PROBLEM DESCRIPTION =
The output should be all lines of the entries below in which the word "eftersom" occurs.

==== SOURCE MATERIAL

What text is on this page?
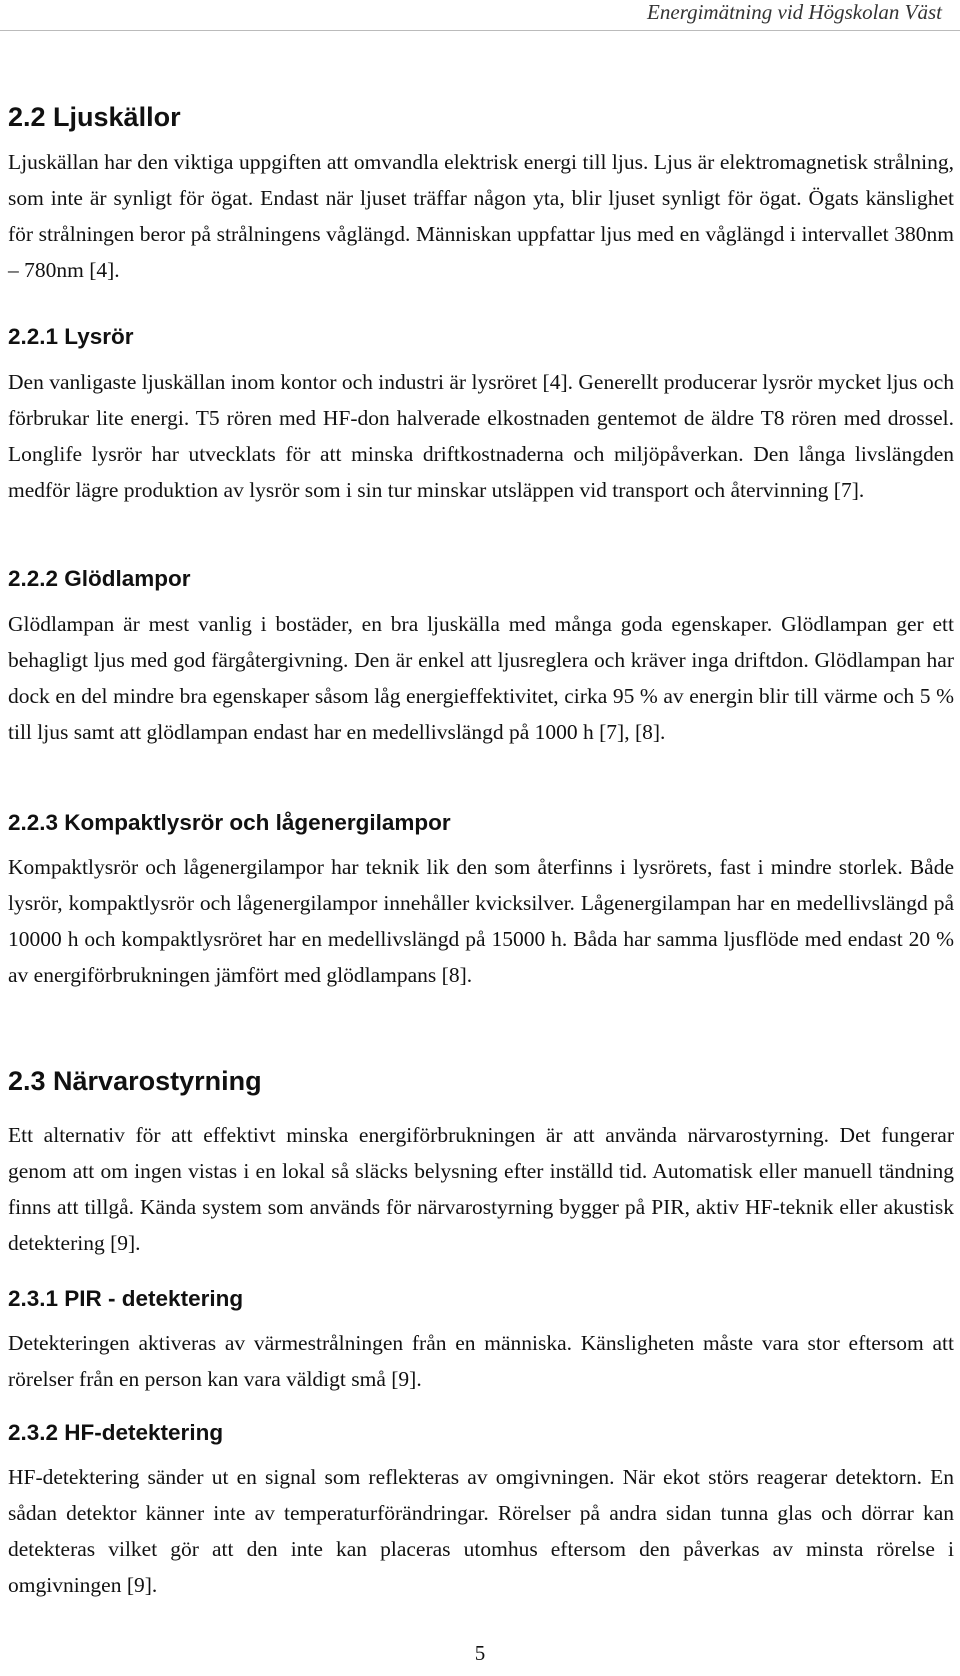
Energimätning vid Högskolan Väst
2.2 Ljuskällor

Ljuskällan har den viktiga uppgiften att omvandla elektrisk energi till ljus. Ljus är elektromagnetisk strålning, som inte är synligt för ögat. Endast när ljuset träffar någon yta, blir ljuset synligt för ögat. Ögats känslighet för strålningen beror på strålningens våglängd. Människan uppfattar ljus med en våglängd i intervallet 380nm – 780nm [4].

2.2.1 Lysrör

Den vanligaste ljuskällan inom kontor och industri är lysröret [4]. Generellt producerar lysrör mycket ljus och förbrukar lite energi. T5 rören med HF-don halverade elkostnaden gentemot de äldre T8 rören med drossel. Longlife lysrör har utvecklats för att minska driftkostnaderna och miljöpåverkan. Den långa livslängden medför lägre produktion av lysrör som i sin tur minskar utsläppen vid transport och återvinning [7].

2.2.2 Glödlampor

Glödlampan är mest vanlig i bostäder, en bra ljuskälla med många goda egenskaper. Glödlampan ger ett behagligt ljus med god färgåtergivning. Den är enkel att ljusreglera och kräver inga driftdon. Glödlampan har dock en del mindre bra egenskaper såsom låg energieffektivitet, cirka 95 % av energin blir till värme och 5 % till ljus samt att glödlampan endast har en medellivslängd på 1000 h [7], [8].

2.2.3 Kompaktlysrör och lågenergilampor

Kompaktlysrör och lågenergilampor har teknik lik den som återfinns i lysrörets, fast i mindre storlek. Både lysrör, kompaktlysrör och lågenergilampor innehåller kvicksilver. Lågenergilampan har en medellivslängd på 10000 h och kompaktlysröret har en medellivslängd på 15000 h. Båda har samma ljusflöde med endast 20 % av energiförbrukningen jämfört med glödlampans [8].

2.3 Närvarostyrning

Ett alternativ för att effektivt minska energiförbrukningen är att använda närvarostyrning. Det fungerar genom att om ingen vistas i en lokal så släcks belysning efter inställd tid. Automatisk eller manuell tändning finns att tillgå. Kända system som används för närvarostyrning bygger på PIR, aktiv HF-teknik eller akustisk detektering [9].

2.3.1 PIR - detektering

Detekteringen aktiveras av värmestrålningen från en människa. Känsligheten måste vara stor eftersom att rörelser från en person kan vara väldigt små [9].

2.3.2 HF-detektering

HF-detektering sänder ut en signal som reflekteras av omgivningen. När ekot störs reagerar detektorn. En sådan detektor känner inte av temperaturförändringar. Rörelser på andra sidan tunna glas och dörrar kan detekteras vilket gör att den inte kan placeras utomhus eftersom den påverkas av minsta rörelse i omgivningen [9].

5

========

YOUR RESPONSE =
Detekteringen aktiveras av värmestrålningen från en människa. Känsligheten måste vara stor eftersom att rörelser från en person kan vara väldigt små [9].
HF-detektering sänder ut en signal som reflekteras av omgivningen. När ekot störs reagerar detektorn. En sådan detektor känner inte av temperaturförändringar. Rörelser på andra sidan tunna glas och dörrar kan detekteras vilket gör att den inte kan placeras utomhus eftersom den påverkas av minsta rörelse i omgivningen [9].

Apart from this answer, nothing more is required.